Records contained in a dataset
-----

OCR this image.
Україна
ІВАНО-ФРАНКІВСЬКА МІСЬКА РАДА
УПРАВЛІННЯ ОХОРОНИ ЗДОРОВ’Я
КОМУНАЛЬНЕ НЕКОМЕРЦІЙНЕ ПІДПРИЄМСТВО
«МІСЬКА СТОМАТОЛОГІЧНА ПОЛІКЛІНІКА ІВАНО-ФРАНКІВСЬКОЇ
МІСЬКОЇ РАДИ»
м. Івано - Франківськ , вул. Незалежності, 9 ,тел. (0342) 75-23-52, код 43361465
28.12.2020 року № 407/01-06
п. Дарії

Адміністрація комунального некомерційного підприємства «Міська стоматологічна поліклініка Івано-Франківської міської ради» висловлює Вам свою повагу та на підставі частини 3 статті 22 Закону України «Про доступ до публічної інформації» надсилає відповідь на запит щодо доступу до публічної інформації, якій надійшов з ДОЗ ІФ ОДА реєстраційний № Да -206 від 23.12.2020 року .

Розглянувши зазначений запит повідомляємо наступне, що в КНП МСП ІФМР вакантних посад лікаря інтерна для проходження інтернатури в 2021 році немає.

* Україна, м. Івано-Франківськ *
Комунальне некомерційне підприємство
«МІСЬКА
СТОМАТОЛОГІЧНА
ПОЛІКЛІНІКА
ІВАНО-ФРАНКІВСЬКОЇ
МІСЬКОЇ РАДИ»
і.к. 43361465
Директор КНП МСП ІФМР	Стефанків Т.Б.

-----

§ Problem to solve:
Check every line of the data, and copy the ones that contain "запит".

§ Exercise response:
Адміністрація комунального некомерційного підприємства «Міська стоматологічна поліклініка Івано-Франківської міської ради» висловлює Вам свою повагу та на підставі частини 3 статті 22 Закону України «Про доступ до публічної інформації» надсилає відповідь на запит щодо доступу до публічної інформації, якій надійшов з ДОЗ ІФ ОДА реєстраційний № Да -206 від 23.12.2020 року .
Розглянувши зазначений запит повідомляємо наступне, що в КНП МСП ІФМР вакантних посад лікаря інтерна для проходження інтернатури в 2021 році немає.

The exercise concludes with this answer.